== Work instructions ==
Tally the lines of the data that include the word "know" and state the total, nothing else.

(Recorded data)
■ ■ ■ ■ ■
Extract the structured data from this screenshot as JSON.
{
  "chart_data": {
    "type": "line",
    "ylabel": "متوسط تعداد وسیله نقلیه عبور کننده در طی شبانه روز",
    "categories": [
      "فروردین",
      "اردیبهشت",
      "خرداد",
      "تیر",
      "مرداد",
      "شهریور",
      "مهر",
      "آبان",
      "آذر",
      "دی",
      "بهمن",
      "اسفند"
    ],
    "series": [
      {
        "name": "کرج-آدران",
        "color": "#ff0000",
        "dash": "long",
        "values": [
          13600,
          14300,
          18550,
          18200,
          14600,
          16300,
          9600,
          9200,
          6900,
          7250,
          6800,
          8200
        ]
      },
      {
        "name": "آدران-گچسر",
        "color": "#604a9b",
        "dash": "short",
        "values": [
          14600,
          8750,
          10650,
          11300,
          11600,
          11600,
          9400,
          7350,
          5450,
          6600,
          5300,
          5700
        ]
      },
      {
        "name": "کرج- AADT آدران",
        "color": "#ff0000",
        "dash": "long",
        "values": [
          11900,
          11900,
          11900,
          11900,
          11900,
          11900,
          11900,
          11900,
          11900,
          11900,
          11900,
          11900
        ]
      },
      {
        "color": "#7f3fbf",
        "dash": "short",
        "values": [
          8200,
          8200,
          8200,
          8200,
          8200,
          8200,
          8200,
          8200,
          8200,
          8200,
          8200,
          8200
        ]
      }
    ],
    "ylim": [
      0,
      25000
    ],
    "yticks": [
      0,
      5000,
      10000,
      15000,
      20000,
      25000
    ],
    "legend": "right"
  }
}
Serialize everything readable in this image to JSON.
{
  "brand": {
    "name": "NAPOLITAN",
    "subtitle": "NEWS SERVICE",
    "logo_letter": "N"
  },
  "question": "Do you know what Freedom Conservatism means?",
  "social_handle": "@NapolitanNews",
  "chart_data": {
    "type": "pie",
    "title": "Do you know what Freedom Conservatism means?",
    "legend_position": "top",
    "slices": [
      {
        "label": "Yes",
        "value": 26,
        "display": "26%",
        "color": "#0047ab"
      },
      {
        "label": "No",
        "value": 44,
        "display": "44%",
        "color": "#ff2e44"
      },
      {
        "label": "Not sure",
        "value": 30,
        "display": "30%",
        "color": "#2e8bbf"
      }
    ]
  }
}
■ ■ ■ ■ ■
== Answer for the task ==
2